* Begin DATASET CONTENT *

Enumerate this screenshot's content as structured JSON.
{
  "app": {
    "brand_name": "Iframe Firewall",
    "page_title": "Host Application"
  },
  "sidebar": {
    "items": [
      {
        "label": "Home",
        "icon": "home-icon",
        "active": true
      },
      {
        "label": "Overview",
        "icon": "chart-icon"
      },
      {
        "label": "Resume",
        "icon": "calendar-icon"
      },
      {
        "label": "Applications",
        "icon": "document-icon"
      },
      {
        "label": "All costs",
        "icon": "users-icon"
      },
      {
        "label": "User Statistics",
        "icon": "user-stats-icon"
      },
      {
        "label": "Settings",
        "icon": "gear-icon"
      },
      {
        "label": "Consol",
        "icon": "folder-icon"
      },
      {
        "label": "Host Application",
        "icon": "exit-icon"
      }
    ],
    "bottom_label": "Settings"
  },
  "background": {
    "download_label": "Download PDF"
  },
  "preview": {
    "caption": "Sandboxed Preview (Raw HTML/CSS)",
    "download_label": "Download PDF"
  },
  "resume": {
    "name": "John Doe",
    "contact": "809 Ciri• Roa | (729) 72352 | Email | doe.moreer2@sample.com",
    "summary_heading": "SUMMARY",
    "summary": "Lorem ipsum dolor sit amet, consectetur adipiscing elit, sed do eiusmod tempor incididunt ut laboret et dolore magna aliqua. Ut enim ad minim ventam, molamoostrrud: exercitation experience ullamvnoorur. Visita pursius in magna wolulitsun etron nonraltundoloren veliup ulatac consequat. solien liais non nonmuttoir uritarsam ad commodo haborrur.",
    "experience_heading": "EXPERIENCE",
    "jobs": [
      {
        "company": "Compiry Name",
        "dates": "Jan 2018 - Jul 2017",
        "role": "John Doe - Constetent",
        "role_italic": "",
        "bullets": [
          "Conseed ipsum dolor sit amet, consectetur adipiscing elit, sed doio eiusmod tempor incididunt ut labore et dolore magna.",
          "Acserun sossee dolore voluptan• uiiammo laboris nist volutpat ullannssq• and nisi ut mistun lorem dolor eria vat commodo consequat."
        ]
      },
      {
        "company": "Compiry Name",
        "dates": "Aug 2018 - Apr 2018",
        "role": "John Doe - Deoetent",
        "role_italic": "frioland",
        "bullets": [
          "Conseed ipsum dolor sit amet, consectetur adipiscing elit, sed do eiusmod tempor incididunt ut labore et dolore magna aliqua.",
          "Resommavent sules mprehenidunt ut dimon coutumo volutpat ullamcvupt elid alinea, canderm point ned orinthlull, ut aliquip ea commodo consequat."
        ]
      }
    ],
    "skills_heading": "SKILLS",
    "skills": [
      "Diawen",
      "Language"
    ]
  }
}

* End DATASET CONTENT *

» WHAT TO PRODUCE
Count the lines that include the word "John" and state the result as a bare number.

» EXERCISE ANSWER
3